[WHAT IS EXPECTED] Everything in the listing should be restated word for word.
## START RECORDS FOR THE TASK
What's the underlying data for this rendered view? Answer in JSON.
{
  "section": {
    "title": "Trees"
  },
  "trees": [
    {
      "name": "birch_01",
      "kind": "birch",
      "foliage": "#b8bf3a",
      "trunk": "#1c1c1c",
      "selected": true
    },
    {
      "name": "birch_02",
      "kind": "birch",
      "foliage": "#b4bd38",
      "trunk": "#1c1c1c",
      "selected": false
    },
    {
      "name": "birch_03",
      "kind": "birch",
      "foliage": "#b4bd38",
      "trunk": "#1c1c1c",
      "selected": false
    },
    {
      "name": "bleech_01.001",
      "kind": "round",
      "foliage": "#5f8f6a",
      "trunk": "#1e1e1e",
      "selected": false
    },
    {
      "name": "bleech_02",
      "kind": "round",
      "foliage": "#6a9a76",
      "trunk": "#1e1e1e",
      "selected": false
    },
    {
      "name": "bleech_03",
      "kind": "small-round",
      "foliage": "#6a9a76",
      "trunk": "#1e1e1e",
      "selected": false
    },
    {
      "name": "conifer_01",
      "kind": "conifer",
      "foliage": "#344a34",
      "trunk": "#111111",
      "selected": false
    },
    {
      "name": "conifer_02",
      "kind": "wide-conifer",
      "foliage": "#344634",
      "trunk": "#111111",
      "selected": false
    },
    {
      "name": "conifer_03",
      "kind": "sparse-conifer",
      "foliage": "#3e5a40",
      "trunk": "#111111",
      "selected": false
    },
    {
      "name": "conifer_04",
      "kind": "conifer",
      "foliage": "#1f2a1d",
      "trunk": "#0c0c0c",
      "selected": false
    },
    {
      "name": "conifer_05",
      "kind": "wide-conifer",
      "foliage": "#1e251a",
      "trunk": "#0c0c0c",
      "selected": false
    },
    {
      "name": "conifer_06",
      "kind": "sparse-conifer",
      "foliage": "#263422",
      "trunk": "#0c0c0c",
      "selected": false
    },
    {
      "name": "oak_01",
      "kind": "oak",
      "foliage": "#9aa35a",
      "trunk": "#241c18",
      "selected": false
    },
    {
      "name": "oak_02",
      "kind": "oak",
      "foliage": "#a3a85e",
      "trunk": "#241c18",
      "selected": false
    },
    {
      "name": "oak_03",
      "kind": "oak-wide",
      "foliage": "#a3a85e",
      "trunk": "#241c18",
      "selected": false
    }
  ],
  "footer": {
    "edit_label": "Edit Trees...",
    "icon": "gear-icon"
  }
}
## END RECORDS FOR THE TASK
[RESPONSE TO THIS TASK]
What's the underlying data for this rendered view? Answer in JSON.
{
  "section": {
    "title": "Trees"
  },
  "trees": [
    {
      "name": "birch_01",
      "kind": "birch",
      "foliage": "#b8bf3a",
      "trunk": "#1c1c1c",
      "selected": true
    },
    {
      "name": "birch_02",
      "kind": "birch",
      "foliage": "#b4bd38",
      "trunk": "#1c1c1c",
      "selected": false
    },
    {
      "name": "birch_03",
      "kind": "birch",
      "foliage": "#b4bd38",
      "trunk": "#1c1c1c",
      "selected": false
    },
    {
      "name": "bleech_01.001",
      "kind": "round",
      "foliage": "#5f8f6a",
      "trunk": "#1e1e1e",
      "selected": false
    },
    {
      "name": "bleech_02",
      "kind": "round",
      "foliage": "#6a9a76",
      "trunk": "#1e1e1e",
      "selected": false
    },
    {
      "name": "bleech_03",
      "kind": "small-round",
      "foliage": "#6a9a76",
      "trunk": "#1e1e1e",
      "selected": false
    },
    {
      "name": "conifer_01",
      "kind": "conifer",
      "foliage": "#344a34",
      "trunk": "#111111",
      "selected": false
    },
    {
      "name": "conifer_02",
      "kind": "wide-conifer",
      "foliage": "#344634",
      "trunk": "#111111",
      "selected": false
    },
    {
      "name": "conifer_03",
      "kind": "sparse-conifer",
      "foliage": "#3e5a40",
      "trunk": "#111111",
      "selected": false
    },
    {
      "name": "conifer_04",
      "kind": "conifer",
      "foliage": "#1f2a1d",
      "trunk": "#0c0c0c",
      "selected": false
    },
    {
      "name": "conifer_05",
      "kind": "wide-conifer",
      "foliage": "#1e251a",
      "trunk": "#0c0c0c",
      "selected": false
    },
    {
      "name": "conifer_06",
      "kind": "sparse-conifer",
      "foliage": "#263422",
      "trunk": "#0c0c0c",
      "selected": false
    },
    {
      "name": "oak_01",
      "kind": "oak",
      "foliage": "#9aa35a",
      "trunk": "#241c18",
      "selected": false
    },
    {
      "name": "oak_02",
      "kind": "oak",
      "foliage": "#a3a85e",
      "trunk": "#241c18",
      "selected": false
    },
    {
      "name": "oak_03",
      "kind": "oak-wide",
      "foliage": "#a3a85e",
      "trunk": "#241c18",
      "selected": false
    }
  ],
  "footer": {
    "edit_label": "Edit Trees...",
    "icon": "gear-icon"
  }
}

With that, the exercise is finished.